→ Objective:
Identify each line containing the word "color" and copy it.

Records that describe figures
==================================================

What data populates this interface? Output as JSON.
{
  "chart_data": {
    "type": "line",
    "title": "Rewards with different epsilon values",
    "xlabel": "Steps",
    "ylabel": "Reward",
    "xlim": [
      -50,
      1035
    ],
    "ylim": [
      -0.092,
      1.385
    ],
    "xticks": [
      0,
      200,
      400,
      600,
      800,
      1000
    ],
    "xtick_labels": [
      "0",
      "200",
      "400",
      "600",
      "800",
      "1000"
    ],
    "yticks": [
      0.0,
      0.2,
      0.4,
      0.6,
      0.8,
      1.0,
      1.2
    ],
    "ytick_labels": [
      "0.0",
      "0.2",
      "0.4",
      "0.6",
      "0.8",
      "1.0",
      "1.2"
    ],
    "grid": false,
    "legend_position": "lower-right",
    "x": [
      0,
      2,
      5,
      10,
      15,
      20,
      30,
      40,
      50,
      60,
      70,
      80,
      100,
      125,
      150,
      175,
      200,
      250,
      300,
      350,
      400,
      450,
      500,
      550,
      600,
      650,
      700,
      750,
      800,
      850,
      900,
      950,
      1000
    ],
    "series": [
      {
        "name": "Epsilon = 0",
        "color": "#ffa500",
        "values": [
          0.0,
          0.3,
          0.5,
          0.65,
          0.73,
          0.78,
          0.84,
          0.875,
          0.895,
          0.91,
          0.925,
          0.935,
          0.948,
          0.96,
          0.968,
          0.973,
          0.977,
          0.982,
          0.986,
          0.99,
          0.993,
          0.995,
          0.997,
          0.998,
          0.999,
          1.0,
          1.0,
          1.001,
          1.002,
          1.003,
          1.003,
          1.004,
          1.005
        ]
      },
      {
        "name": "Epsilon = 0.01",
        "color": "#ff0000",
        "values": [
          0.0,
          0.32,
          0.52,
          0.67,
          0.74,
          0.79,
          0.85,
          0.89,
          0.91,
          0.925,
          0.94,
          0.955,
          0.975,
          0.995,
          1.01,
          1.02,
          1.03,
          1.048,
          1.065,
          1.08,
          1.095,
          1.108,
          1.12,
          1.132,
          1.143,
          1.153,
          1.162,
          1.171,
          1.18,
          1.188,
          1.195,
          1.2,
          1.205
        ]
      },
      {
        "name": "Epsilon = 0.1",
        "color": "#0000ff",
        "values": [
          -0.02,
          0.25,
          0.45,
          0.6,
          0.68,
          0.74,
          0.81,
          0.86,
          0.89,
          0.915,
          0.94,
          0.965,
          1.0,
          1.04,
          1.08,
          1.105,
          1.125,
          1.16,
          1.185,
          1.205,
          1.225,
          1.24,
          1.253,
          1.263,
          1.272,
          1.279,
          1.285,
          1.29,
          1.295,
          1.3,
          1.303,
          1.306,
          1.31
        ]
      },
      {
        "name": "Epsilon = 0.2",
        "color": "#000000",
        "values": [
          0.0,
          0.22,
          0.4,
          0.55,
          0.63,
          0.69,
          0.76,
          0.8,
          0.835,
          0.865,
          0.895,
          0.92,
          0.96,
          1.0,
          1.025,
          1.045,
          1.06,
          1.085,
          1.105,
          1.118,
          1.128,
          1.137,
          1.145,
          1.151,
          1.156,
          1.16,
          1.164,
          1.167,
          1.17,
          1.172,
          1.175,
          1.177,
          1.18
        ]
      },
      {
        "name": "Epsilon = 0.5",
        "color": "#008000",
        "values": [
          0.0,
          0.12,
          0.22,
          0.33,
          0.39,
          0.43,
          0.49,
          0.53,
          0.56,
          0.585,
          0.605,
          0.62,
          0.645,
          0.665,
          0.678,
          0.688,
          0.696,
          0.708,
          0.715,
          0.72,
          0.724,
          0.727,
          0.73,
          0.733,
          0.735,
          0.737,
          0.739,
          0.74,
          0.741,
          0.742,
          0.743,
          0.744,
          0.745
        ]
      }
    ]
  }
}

==================================================

→ Result below:
        "color": "#ffa500",
        "color": "#ff0000",
        "color": "#0000ff",
        "color": "#000000",
        "color": "#008000",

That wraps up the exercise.